### Extracted entries

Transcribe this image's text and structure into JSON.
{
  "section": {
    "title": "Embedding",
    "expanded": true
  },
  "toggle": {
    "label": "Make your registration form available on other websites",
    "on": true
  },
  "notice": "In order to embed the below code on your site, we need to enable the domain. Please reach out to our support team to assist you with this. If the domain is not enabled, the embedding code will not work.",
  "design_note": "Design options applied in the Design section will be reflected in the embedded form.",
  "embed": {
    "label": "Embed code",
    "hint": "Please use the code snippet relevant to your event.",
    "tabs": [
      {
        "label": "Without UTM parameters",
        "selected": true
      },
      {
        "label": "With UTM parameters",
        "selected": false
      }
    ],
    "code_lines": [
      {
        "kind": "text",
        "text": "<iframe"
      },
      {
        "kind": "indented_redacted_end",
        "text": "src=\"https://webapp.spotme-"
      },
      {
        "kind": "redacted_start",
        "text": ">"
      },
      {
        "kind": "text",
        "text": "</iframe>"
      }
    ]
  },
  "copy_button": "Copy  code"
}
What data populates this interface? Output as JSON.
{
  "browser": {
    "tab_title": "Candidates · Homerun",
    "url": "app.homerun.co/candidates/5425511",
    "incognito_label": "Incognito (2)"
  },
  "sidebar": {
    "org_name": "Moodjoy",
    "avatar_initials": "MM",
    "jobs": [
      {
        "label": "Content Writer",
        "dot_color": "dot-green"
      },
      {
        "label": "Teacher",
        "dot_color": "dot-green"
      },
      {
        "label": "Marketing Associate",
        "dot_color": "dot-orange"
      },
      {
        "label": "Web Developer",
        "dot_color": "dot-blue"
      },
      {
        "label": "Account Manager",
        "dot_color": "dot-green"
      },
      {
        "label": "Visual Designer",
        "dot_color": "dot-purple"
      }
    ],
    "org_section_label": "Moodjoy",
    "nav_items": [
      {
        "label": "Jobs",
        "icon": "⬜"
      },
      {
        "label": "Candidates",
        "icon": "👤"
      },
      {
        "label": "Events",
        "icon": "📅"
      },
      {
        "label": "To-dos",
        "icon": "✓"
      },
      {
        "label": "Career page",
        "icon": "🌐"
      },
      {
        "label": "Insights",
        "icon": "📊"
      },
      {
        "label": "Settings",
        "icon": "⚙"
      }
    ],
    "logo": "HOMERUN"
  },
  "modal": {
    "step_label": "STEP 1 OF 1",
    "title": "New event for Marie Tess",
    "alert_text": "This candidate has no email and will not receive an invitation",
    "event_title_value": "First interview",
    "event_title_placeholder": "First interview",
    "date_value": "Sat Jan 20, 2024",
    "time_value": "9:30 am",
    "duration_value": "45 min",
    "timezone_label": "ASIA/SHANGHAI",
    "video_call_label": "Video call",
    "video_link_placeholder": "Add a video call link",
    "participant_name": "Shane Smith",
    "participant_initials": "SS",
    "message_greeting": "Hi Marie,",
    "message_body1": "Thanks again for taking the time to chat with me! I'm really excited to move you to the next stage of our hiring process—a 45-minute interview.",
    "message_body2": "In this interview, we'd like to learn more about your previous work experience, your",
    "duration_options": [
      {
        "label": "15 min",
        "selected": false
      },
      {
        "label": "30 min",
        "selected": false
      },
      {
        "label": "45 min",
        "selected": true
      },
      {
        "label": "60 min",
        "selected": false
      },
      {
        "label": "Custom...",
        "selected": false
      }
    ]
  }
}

### Instruction
Write out every line of the material again, exactly as it reads.

### Answer in full
Transcribe this image's text and structure into JSON.
{
  "section": {
    "title": "Embedding",
    "expanded": true
  },
  "toggle": {
    "label": "Make your registration form available on other websites",
    "on": true
  },
  "notice": "In order to embed the below code on your site, we need to enable the domain. Please reach out to our support team to assist you with this. If the domain is not enabled, the embedding code will not work.",
  "design_note": "Design options applied in the Design section will be reflected in the embedded form.",
  "embed": {
    "label": "Embed code",
    "hint": "Please use the code snippet relevant to your event.",
    "tabs": [
      {
        "label": "Without UTM parameters",
        "selected": true
      },
      {
        "label": "With UTM parameters",
        "selected": false
      }
    ],
    "code_lines": [
      {
        "kind": "text",
        "text": "<iframe"
      },
      {
        "kind": "indented_redacted_end",
        "text": "src=\"https://webapp.spotme-"
      },
      {
        "kind": "redacted_start",
        "text": ">"
      },
      {
        "kind": "text",
        "text": "</iframe>"
      }
    ]
  },
  "copy_button": "Copy  code"
}
What data populates this interface? Output as JSON.
{
  "browser": {
    "tab_title": "Candidates · Homerun",
    "url": "app.homerun.co/candidates/5425511",
    "incognito_label": "Incognito (2)"
  },
  "sidebar": {
    "org_name": "Moodjoy",
    "avatar_initials": "MM",
    "jobs": [
      {
        "label": "Content Writer",
        "dot_color": "dot-green"
      },
      {
        "label": "Teacher",
        "dot_color": "dot-green"
      },
      {
        "label": "Marketing Associate",
        "dot_color": "dot-orange"
      },
      {
        "label": "Web Developer",
        "dot_color": "dot-blue"
      },
      {
        "label": "Account Manager",
        "dot_color": "dot-green"
      },
      {
        "label": "Visual Designer",
        "dot_color": "dot-purple"
      }
    ],
    "org_section_label": "Moodjoy",
    "nav_items": [
      {
        "label": "Jobs",
        "icon": "⬜"
      },
      {
        "label": "Candidates",
        "icon": "👤"
      },
      {
        "label": "Events",
        "icon": "📅"
      },
      {
        "label": "To-dos",
        "icon": "✓"
      },
      {
        "label": "Career page",
        "icon": "🌐"
      },
      {
        "label": "Insights",
        "icon": "📊"
      },
      {
        "label": "Settings",
        "icon": "⚙"
      }
    ],
    "logo": "HOMERUN"
  },
  "modal": {
    "step_label": "STEP 1 OF 1",
    "title": "New event for Marie Tess",
    "alert_text": "This candidate has no email and will not receive an invitation",
    "event_title_value": "First interview",
    "event_title_placeholder": "First interview",
    "date_value": "Sat Jan 20, 2024",
    "time_value": "9:30 am",
    "duration_value": "45 min",
    "timezone_label": "ASIA/SHANGHAI",
    "video_call_label": "Video call",
    "video_link_placeholder": "Add a video call link",
    "participant_name": "Shane Smith",
    "participant_initials": "SS",
    "message_greeting": "Hi Marie,",
    "message_body1": "Thanks again for taking the time to chat with me! I'm really excited to move you to the next stage of our hiring process—a 45-minute interview.",
    "message_body2": "In this interview, we'd like to learn more about your previous work experience, your",
    "duration_options": [
      {
        "label": "15 min",
        "selected": false
      },
      {
        "label": "30 min",
        "selected": false
      },
      {
        "label": "45 min",
        "selected": true
      },
      {
        "label": "60 min",
        "selected": false
      },
      {
        "label": "Custom...",
        "selected": false
      }
    ]
  }
}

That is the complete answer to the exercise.